§ DOKUMENTAUSZUG:
——

Rz. 1

Erhält der Anwalt den Auftrag, die Erfolgsaussicht eines Rechtsmittels zu prüfen, so handelt es sich hierbei gegenüber dem Verfahren, in dem die anzufechtende Entscheidung ergangen ist, um eine selbstständige Angelegenheit i.S.d. § 15. Erforderlich ist insoweit allerdings ein gesonderter Auftrag. Die Abgrenzung kann mitunter Schwierigkeiten bereiten.

——

§ ZU PRÜFENDE DATEN:
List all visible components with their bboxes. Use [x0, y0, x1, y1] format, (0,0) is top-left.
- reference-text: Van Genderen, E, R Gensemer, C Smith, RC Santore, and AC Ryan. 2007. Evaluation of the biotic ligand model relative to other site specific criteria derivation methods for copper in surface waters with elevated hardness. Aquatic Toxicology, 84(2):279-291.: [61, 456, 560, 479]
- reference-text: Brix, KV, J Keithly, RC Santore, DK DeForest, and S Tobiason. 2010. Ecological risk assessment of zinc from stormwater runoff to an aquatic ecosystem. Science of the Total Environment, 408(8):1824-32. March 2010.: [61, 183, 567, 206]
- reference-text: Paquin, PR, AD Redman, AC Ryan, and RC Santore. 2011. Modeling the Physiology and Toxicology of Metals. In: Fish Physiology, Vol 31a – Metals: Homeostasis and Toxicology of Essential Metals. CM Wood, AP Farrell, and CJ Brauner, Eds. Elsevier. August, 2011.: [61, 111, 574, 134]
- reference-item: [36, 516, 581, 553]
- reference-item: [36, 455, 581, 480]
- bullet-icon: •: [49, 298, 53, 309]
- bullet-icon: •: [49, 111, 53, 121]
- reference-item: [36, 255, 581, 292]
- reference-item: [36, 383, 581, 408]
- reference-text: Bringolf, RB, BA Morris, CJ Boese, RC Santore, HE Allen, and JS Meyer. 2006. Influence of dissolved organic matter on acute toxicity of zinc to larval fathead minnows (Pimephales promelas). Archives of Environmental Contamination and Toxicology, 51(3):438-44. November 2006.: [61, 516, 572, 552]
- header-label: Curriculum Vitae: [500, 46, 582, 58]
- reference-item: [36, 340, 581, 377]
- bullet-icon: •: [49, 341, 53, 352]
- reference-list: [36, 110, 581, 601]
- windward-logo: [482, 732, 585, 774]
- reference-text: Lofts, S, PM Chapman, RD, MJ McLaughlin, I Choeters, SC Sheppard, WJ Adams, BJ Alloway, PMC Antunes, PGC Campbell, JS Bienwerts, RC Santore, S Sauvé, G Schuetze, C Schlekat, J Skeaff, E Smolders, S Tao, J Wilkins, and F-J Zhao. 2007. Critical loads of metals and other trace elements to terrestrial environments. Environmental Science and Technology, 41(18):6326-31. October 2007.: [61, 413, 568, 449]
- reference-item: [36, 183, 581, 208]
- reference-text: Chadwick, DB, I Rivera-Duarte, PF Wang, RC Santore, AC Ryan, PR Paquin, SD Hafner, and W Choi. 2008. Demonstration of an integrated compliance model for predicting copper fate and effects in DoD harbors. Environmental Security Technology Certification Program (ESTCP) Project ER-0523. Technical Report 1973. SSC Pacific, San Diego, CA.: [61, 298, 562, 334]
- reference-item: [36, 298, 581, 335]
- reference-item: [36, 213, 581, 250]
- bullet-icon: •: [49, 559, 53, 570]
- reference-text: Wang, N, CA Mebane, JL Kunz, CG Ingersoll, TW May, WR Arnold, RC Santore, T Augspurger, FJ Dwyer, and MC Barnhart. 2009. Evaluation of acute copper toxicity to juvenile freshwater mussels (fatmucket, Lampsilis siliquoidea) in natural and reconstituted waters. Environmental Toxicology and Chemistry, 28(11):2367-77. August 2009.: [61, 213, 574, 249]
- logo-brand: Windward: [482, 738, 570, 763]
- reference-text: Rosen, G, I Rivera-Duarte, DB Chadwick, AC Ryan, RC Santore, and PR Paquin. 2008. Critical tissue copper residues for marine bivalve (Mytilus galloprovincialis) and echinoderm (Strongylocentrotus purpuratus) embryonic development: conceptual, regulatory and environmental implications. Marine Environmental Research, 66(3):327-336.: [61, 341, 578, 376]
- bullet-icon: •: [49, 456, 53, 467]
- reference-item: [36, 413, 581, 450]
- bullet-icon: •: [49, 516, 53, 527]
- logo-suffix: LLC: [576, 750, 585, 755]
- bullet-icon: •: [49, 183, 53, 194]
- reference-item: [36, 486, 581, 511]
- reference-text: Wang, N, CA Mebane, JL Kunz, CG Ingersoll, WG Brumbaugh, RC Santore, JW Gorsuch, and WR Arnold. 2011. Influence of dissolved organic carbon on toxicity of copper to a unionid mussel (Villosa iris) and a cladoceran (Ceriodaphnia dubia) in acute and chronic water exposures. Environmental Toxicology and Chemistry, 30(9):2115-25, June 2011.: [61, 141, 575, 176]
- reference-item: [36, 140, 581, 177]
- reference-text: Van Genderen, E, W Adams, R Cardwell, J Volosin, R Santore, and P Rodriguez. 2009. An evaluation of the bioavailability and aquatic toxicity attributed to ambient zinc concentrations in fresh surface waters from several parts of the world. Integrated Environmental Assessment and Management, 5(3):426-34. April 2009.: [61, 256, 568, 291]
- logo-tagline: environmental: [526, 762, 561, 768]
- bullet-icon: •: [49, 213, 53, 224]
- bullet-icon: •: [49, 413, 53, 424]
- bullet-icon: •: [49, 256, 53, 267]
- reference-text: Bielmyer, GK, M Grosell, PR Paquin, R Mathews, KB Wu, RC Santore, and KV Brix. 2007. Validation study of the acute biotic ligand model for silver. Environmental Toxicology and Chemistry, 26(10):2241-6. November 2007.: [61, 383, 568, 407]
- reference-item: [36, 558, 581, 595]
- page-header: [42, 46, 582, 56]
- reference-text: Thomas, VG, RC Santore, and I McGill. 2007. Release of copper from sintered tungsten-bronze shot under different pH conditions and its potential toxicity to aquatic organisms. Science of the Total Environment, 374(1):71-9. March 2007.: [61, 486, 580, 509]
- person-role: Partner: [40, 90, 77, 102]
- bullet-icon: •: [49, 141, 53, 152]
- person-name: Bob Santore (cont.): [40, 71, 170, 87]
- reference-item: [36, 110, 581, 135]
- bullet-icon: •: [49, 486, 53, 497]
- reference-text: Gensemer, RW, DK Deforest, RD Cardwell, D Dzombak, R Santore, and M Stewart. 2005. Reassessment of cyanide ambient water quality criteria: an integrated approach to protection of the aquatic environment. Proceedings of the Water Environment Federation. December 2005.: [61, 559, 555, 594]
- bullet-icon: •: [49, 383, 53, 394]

——

§ VORGEHENSWEISE:
Beantworten Sie anhand des Dokumentauszugs diese drei Fragen:
(a) Was für eine Angelegenheit ist die Prüfung der Erfolgsaussicht eines Rechtsmittels gegenüber dem Verfahren, in dem die anzufechtende Entscheidung ergangen ist?
(b) Was ist dafür erforderlich?
(c) Was kann mitunter Schwierigkeiten bereiten?

§ IHRE ANTWORT:
(a) Eine selbstständige Angelegenheit i.S.d. § 15.
(b) Ein gesonderter Auftrag.
(c) Die Abgrenzung.